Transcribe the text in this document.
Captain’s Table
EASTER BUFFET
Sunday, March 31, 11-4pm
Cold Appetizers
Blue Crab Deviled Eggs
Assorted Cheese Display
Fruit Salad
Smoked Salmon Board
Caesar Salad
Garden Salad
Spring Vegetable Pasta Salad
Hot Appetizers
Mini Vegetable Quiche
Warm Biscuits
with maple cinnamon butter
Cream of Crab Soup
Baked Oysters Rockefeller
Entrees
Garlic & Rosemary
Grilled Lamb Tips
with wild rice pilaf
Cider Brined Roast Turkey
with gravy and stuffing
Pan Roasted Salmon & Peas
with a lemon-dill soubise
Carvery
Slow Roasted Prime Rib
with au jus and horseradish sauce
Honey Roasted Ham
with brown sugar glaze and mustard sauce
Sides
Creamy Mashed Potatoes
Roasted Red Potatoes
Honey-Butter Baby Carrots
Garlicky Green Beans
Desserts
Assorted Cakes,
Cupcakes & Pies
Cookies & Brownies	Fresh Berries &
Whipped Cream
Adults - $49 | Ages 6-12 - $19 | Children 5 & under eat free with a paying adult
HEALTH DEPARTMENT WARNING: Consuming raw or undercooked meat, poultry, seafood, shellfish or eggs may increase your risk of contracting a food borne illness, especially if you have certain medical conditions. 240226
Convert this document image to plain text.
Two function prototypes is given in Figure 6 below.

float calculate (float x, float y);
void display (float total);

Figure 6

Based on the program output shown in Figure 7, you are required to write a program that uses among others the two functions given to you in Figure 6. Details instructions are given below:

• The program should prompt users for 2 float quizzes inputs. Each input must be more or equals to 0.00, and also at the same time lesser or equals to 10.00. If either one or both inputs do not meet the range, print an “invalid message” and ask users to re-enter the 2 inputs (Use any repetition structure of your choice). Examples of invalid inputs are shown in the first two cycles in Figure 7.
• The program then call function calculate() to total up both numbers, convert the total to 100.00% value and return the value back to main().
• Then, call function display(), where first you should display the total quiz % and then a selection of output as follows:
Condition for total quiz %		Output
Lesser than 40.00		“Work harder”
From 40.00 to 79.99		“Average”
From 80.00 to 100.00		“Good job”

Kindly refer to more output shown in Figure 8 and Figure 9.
+++
Stated task | Using the exact wording, write out all of the records.

Solved problem |
Transcribe the text in this document.
Captain’s Table
EASTER BUFFET
Sunday, March 31, 11-4pm
Cold Appetizers
Blue Crab Deviled Eggs
Assorted Cheese Display
Fruit Salad
Smoked Salmon Board
Caesar Salad
Garden Salad
Spring Vegetable Pasta Salad
Hot Appetizers
Mini Vegetable Quiche
Warm Biscuits
with maple cinnamon butter
Cream of Crab Soup
Baked Oysters Rockefeller
Entrees
Garlic & Rosemary
Grilled Lamb Tips
with wild rice pilaf
Cider Brined Roast Turkey
with gravy and stuffing
Pan Roasted Salmon & Peas
with a lemon-dill soubise
Carvery
Slow Roasted Prime Rib
with au jus and horseradish sauce
Honey Roasted Ham
with brown sugar glaze and mustard sauce
Sides
Creamy Mashed Potatoes
Roasted Red Potatoes
Honey-Butter Baby Carrots
Garlicky Green Beans
Desserts
Assorted Cakes,
Cupcakes & Pies
Cookies & Brownies	Fresh Berries &
Whipped Cream
Adults - $49 | Ages 6-12 - $19 | Children 5 & under eat free with a paying adult
HEALTH DEPARTMENT WARNING: Consuming raw or undercooked meat, poultry, seafood, shellfish or eggs may increase your risk of contracting a food borne illness, especially if you have certain medical conditions. 240226
Convert this document image to plain text.
Two function prototypes is given in Figure 6 below.

float calculate (float x, float y);
void display (float total);

Figure 6

Based on the program output shown in Figure 7, you are required to write a program that uses among others the two functions given to you in Figure 6. Details instructions are given below:

• The program should prompt users for 2 float quizzes inputs. Each input must be more or equals to 0.00, and also at the same time lesser or equals to 10.00. If either one or both inputs do not meet the range, print an “invalid message” and ask users to re-enter the 2 inputs (Use any repetition structure of your choice). Examples of invalid inputs are shown in the first two cycles in Figure 7.
• The program then call function calculate() to total up both numbers, convert the total to 100.00% value and return the value back to main().
• Then, call function display(), where first you should display the total quiz % and then a selection of output as follows:
Condition for total quiz %		Output
Lesser than 40.00		“Work harder”
From 40.00 to 79.99		“Average”
From 80.00 to 100.00		“Good job”

Kindly refer to more output shown in Figure 8 and Figure 9.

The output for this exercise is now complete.